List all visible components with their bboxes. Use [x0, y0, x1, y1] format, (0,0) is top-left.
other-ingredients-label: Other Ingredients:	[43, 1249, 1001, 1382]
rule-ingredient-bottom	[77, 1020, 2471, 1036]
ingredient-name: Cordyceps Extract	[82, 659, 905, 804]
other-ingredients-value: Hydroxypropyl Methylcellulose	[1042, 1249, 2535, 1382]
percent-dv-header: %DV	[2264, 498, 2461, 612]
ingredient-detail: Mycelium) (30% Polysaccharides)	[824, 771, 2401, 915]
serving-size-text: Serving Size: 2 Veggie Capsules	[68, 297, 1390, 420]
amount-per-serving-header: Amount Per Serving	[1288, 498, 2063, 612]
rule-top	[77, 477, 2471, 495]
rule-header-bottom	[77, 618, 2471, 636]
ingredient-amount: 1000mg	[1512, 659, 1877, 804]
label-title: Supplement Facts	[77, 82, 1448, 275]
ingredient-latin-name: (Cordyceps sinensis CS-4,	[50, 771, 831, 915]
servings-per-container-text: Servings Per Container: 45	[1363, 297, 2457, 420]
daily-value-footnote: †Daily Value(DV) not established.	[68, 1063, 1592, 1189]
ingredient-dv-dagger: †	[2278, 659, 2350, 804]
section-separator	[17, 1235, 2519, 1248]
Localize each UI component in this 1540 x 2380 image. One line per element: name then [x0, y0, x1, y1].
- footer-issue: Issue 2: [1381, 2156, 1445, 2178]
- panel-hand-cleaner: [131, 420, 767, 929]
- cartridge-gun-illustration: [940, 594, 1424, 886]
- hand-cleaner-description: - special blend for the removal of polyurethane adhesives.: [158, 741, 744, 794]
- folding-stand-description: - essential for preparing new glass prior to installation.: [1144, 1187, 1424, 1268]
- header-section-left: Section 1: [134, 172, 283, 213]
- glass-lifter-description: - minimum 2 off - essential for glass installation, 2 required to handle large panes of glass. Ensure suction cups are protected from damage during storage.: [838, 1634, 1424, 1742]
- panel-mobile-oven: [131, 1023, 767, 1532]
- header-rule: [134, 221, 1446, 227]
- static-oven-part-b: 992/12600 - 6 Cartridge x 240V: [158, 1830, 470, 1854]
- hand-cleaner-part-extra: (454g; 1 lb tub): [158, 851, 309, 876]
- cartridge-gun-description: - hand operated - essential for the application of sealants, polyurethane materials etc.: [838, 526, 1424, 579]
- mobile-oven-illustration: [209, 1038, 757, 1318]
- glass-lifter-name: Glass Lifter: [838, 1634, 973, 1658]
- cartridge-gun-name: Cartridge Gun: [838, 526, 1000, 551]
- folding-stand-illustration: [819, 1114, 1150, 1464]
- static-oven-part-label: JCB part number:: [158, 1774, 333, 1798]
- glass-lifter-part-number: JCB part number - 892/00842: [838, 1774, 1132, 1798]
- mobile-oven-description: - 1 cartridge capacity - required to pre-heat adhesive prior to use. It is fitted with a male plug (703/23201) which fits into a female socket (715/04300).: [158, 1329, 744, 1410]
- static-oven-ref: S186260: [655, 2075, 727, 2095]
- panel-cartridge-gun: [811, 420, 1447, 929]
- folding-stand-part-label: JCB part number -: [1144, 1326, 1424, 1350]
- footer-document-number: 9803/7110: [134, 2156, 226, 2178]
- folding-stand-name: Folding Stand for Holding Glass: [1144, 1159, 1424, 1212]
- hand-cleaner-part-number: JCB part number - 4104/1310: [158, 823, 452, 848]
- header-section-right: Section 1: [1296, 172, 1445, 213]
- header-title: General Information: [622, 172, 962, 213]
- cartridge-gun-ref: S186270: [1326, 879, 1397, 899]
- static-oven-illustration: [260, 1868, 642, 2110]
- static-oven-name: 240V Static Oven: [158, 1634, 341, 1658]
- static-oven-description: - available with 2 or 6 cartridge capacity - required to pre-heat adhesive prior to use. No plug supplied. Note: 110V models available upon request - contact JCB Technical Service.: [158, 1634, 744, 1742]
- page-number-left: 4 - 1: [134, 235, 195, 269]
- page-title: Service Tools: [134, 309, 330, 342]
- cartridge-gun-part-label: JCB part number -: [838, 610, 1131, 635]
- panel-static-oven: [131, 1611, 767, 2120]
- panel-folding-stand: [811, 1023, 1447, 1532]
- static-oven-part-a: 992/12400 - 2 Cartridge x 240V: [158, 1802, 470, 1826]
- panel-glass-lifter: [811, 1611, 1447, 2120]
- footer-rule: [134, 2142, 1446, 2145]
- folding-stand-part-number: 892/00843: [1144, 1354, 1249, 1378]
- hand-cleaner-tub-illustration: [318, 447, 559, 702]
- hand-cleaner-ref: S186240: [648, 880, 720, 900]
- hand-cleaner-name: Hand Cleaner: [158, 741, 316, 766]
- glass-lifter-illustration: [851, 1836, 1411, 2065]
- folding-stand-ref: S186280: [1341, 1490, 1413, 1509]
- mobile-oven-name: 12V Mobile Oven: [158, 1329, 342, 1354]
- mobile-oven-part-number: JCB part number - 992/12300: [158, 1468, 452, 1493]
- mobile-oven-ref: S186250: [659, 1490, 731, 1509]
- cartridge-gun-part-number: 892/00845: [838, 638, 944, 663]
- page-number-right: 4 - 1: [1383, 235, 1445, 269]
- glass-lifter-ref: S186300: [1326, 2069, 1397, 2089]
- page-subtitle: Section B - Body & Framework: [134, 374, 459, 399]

★ ★ ★ ★ ★ ★ ★

[Stated exercise]: Convert the records, from the first line through the line containing "477, 2471, 495]" inclusive, into a Markdown table with the columns "Row" and "Line", skipping blank lines.

[Task result]:
| Row | Line |
|---|---|
| 1 | List all visible components with their bboxes. Use [x0, y0, x1, y1] format, (0,0) is top-left. |
| 2 | other-ingredients-label: Other Ingredients:	[43, 1249, 1001, 1382] |
| 3 | rule-ingredient-bottom	[77, 1020, 2471, 1036] |
| 4 | ingredient-name: Cordyceps Extract	[82, 659, 905, 804] |
| 5 | other-ingredients-value: Hydroxypropyl Methylcellulose	[1042, 1249, 2535, 1382] |
| 6 | percent-dv-header: %DV	[2264, 498, 2461, 612] |
| 7 | ingredient-detail: Mycelium) (30% Polysaccharides)	[824, 771, 2401, 915] |
| 8 | serving-size-text: Serving Size: 2 Veggie Capsules	[68, 297, 1390, 420] |
| 9 | amount-per-serving-header: Amount Per Serving	[1288, 498, 2063, 612] |
| 10 | rule-top	[77, 477, 2471, 495] |